- [Task description] Reproduce every line of the material below verbatim, leaving nothing out and changing nothing.
──────── Exercise inputs
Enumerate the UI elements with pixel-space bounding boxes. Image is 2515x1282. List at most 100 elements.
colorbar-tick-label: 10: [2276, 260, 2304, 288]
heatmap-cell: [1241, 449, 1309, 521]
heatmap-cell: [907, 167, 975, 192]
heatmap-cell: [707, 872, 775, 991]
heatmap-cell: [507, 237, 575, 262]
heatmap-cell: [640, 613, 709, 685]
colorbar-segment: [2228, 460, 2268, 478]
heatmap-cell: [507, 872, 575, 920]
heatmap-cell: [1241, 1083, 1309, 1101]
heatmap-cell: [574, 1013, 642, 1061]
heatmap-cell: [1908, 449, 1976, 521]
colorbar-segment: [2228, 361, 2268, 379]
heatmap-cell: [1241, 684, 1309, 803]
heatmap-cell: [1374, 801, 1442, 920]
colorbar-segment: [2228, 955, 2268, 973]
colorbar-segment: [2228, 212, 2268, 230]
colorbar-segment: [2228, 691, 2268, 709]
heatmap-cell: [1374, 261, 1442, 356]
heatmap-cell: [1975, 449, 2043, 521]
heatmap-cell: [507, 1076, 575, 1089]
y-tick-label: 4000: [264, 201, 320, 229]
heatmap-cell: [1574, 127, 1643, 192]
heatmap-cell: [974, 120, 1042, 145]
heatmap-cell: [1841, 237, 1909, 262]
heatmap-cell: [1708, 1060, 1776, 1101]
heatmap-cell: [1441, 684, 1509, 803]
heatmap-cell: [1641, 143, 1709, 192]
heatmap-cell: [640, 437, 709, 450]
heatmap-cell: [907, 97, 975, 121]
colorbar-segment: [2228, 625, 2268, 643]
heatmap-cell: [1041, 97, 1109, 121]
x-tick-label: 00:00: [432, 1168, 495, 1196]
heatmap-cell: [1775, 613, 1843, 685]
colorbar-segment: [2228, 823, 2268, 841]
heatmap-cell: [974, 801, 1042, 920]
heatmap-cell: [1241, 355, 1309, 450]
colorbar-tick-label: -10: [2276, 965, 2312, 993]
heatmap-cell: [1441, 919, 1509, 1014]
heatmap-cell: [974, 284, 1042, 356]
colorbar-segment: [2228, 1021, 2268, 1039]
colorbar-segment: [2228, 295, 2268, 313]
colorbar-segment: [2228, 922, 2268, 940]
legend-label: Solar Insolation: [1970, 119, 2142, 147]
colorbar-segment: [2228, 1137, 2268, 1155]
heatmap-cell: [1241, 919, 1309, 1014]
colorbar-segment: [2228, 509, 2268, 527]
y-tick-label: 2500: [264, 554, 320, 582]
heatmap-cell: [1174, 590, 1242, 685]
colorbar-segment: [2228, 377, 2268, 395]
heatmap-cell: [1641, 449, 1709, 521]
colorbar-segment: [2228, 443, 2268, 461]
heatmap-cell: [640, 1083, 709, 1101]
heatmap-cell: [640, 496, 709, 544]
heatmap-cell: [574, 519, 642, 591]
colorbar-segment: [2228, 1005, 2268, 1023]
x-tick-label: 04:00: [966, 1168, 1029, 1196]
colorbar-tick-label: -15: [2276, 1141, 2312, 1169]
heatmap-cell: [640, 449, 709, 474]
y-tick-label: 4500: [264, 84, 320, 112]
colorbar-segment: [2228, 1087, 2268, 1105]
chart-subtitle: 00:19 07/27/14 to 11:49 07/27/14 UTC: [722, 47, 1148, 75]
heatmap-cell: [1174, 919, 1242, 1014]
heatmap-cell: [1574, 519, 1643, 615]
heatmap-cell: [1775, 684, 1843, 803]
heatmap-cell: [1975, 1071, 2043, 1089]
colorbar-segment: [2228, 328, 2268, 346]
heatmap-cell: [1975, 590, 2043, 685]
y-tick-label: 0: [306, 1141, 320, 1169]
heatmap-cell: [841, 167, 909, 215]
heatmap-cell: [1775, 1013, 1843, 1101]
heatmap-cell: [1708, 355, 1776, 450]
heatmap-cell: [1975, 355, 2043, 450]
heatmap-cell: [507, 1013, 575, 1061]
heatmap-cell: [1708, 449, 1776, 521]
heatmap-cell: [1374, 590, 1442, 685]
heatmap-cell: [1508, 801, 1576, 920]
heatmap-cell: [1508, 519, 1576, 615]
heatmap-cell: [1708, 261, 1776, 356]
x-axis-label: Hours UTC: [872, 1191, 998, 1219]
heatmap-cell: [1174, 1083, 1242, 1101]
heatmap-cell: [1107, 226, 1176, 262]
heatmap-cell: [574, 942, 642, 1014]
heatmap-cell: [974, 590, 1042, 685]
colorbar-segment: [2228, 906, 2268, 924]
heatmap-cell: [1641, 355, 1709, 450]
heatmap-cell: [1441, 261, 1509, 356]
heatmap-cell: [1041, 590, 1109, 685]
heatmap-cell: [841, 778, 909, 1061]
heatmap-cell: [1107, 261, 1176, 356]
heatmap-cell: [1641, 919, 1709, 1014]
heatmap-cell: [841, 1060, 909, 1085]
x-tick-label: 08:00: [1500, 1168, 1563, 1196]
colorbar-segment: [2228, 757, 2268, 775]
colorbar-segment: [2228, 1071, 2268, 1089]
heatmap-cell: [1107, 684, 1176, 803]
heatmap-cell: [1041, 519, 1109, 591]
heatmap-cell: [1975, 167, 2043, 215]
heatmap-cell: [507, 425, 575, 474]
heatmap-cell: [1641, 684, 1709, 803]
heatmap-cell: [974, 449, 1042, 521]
────────────────
- [Response for this exercise]
Enumerate the UI elements with pixel-space bounding boxes. Image is 2515x1282. List at most 100 elements.
colorbar-tick-label: 10: [2276, 260, 2304, 288]
heatmap-cell: [1241, 449, 1309, 521]
heatmap-cell: [907, 167, 975, 192]
heatmap-cell: [707, 872, 775, 991]
heatmap-cell: [507, 237, 575, 262]
heatmap-cell: [640, 613, 709, 685]
colorbar-segment: [2228, 460, 2268, 478]
heatmap-cell: [507, 872, 575, 920]
heatmap-cell: [1241, 1083, 1309, 1101]
heatmap-cell: [574, 1013, 642, 1061]
heatmap-cell: [1908, 449, 1976, 521]
colorbar-segment: [2228, 361, 2268, 379]
heatmap-cell: [1241, 684, 1309, 803]
heatmap-cell: [1374, 801, 1442, 920]
colorbar-segment: [2228, 955, 2268, 973]
colorbar-segment: [2228, 212, 2268, 230]
colorbar-segment: [2228, 691, 2268, 709]
heatmap-cell: [1374, 261, 1442, 356]
heatmap-cell: [1975, 449, 2043, 521]
heatmap-cell: [507, 1076, 575, 1089]
y-tick-label: 4000: [264, 201, 320, 229]
heatmap-cell: [1574, 127, 1643, 192]
heatmap-cell: [974, 120, 1042, 145]
heatmap-cell: [1841, 237, 1909, 262]
heatmap-cell: [1708, 1060, 1776, 1101]
heatmap-cell: [1441, 684, 1509, 803]
heatmap-cell: [1641, 143, 1709, 192]
heatmap-cell: [640, 437, 709, 450]
heatmap-cell: [907, 97, 975, 121]
colorbar-segment: [2228, 625, 2268, 643]
heatmap-cell: [1041, 97, 1109, 121]
x-tick-label: 00:00: [432, 1168, 495, 1196]
heatmap-cell: [1775, 613, 1843, 685]
colorbar-segment: [2228, 823, 2268, 841]
heatmap-cell: [974, 801, 1042, 920]
heatmap-cell: [1241, 355, 1309, 450]
colorbar-tick-label: -10: [2276, 965, 2312, 993]
heatmap-cell: [1441, 919, 1509, 1014]
heatmap-cell: [974, 284, 1042, 356]
colorbar-segment: [2228, 1021, 2268, 1039]
colorbar-segment: [2228, 295, 2268, 313]
colorbar-segment: [2228, 922, 2268, 940]
legend-label: Solar Insolation: [1970, 119, 2142, 147]
colorbar-segment: [2228, 1137, 2268, 1155]
heatmap-cell: [1241, 919, 1309, 1014]
colorbar-segment: [2228, 509, 2268, 527]
y-tick-label: 2500: [264, 554, 320, 582]
heatmap-cell: [1174, 590, 1242, 685]
colorbar-segment: [2228, 377, 2268, 395]
heatmap-cell: [1641, 449, 1709, 521]
colorbar-segment: [2228, 443, 2268, 461]
heatmap-cell: [640, 1083, 709, 1101]
heatmap-cell: [640, 496, 709, 544]
heatmap-cell: [574, 519, 642, 591]
colorbar-segment: [2228, 1005, 2268, 1023]
x-tick-label: 04:00: [966, 1168, 1029, 1196]
colorbar-tick-label: -15: [2276, 1141, 2312, 1169]
heatmap-cell: [640, 449, 709, 474]
y-tick-label: 4500: [264, 84, 320, 112]
colorbar-segment: [2228, 1087, 2268, 1105]
chart-subtitle: 00:19 07/27/14 to 11:49 07/27/14 UTC: [722, 47, 1148, 75]
heatmap-cell: [1174, 919, 1242, 1014]
heatmap-cell: [1574, 519, 1643, 615]
heatmap-cell: [1775, 684, 1843, 803]
heatmap-cell: [1975, 1071, 2043, 1089]
colorbar-segment: [2228, 328, 2268, 346]
heatmap-cell: [1975, 590, 2043, 685]
y-tick-label: 0: [306, 1141, 320, 1169]
heatmap-cell: [841, 167, 909, 215]
heatmap-cell: [1775, 1013, 1843, 1101]
heatmap-cell: [1708, 355, 1776, 450]
heatmap-cell: [1975, 355, 2043, 450]
heatmap-cell: [507, 1013, 575, 1061]
heatmap-cell: [1708, 449, 1776, 521]
heatmap-cell: [1374, 590, 1442, 685]
heatmap-cell: [1508, 801, 1576, 920]
heatmap-cell: [1508, 519, 1576, 615]
heatmap-cell: [1708, 261, 1776, 356]
x-axis-label: Hours UTC: [872, 1191, 998, 1219]
heatmap-cell: [1174, 1083, 1242, 1101]
heatmap-cell: [1107, 226, 1176, 262]
heatmap-cell: [574, 942, 642, 1014]
heatmap-cell: [974, 590, 1042, 685]
colorbar-segment: [2228, 906, 2268, 924]
heatmap-cell: [1641, 355, 1709, 450]
heatmap-cell: [1441, 261, 1509, 356]
heatmap-cell: [1041, 590, 1109, 685]
heatmap-cell: [841, 778, 909, 1061]
heatmap-cell: [1107, 261, 1176, 356]
heatmap-cell: [1641, 919, 1709, 1014]
heatmap-cell: [841, 1060, 909, 1085]
x-tick-label: 08:00: [1500, 1168, 1563, 1196]
colorbar-segment: [2228, 757, 2268, 775]
colorbar-segment: [2228, 1071, 2268, 1089]
heatmap-cell: [1107, 684, 1176, 803]
heatmap-cell: [1041, 519, 1109, 591]
heatmap-cell: [1975, 167, 2043, 215]
heatmap-cell: [507, 425, 575, 474]
heatmap-cell: [1641, 684, 1709, 803]
heatmap-cell: [974, 449, 1042, 521]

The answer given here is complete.